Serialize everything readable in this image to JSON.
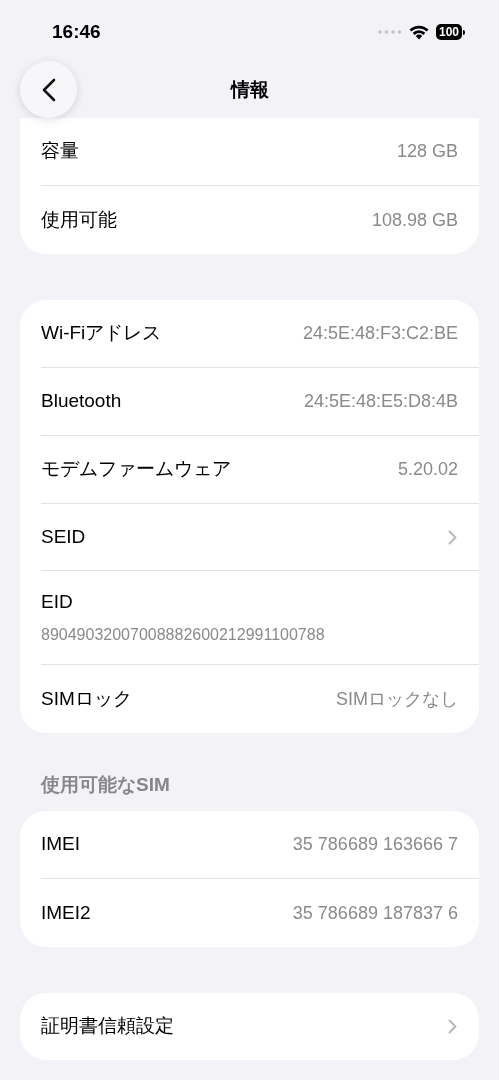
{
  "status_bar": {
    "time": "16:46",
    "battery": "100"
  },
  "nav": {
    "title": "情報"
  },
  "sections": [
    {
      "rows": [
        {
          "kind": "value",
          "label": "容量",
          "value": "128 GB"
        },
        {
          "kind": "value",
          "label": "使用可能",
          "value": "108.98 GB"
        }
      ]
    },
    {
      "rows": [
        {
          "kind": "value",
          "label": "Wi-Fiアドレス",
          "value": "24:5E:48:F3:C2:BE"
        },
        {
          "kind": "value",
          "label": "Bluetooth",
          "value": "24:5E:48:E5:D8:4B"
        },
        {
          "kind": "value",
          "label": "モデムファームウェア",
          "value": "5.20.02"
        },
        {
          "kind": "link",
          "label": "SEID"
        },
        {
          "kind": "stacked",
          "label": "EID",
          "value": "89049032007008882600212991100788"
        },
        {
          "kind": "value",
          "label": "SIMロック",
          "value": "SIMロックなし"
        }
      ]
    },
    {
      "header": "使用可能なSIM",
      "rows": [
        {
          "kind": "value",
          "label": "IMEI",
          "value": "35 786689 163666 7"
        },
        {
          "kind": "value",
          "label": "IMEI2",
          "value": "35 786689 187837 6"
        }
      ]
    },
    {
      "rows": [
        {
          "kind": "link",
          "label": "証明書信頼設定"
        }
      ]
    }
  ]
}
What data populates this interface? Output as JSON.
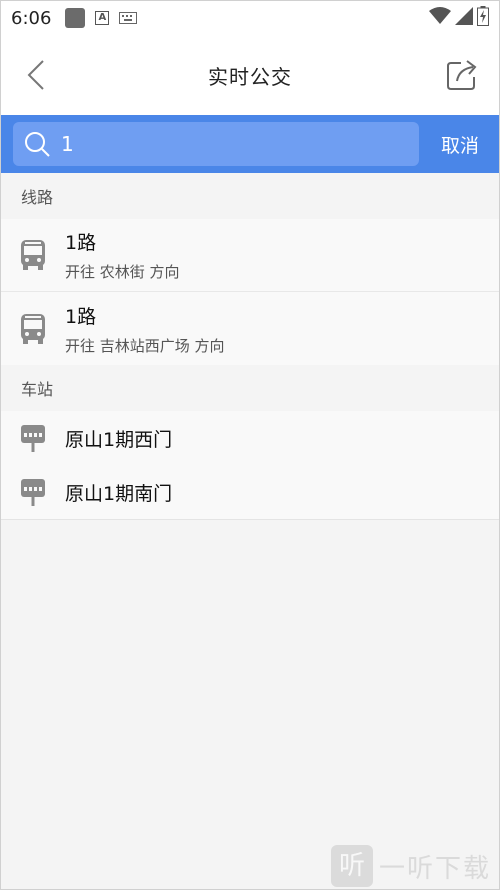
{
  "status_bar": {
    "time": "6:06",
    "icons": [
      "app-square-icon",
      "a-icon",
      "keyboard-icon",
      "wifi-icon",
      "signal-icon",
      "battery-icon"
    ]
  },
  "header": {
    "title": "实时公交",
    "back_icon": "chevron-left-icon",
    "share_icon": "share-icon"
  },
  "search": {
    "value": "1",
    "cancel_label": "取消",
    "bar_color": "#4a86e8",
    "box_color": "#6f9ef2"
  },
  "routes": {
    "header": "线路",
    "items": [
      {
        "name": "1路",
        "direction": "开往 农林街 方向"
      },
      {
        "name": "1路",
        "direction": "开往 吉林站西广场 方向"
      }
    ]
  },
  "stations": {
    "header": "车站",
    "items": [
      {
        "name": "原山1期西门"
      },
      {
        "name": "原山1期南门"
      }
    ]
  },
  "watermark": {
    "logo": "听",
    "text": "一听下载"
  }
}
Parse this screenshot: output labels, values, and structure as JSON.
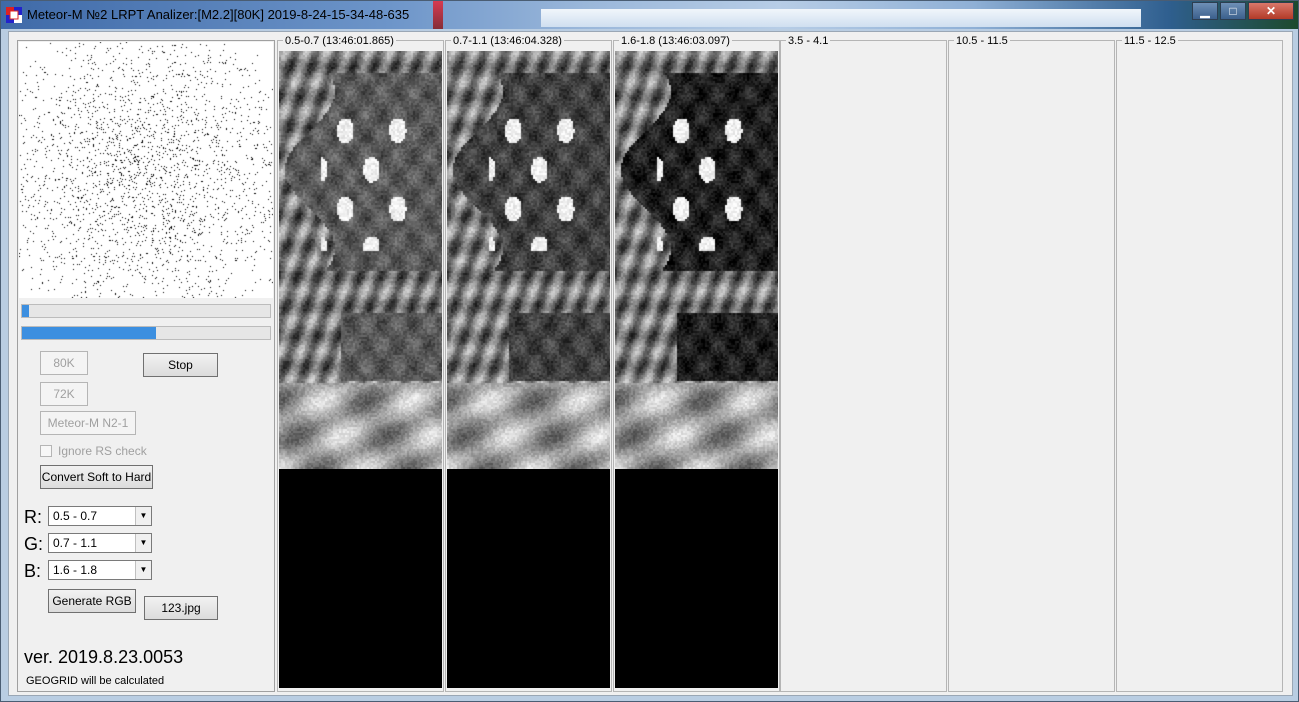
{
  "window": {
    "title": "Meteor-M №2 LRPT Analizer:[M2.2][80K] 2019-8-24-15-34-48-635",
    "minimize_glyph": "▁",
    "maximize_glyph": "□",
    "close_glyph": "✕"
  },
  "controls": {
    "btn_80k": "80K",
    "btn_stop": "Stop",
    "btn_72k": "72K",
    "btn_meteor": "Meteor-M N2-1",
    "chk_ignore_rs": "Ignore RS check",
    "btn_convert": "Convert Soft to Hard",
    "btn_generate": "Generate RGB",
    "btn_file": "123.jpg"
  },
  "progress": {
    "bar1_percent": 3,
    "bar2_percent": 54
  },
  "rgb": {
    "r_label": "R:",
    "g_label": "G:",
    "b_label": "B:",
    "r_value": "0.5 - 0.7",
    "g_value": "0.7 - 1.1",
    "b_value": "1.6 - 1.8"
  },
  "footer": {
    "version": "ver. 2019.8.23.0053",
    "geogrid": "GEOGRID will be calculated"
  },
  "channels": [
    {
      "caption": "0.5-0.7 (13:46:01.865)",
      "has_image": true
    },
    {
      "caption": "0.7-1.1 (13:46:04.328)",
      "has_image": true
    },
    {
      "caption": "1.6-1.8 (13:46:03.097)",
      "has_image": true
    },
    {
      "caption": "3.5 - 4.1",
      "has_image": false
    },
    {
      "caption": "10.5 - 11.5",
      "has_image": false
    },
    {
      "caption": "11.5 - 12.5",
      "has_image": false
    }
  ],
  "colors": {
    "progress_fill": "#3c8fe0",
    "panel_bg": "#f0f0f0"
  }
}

= = = = = = =

To be done »
Which lines contain "direction"? Copy each of them out.

Exercise output »
        "direction": "开往 农林街 方向"
        "direction": "开往 吉林站西广场 方向"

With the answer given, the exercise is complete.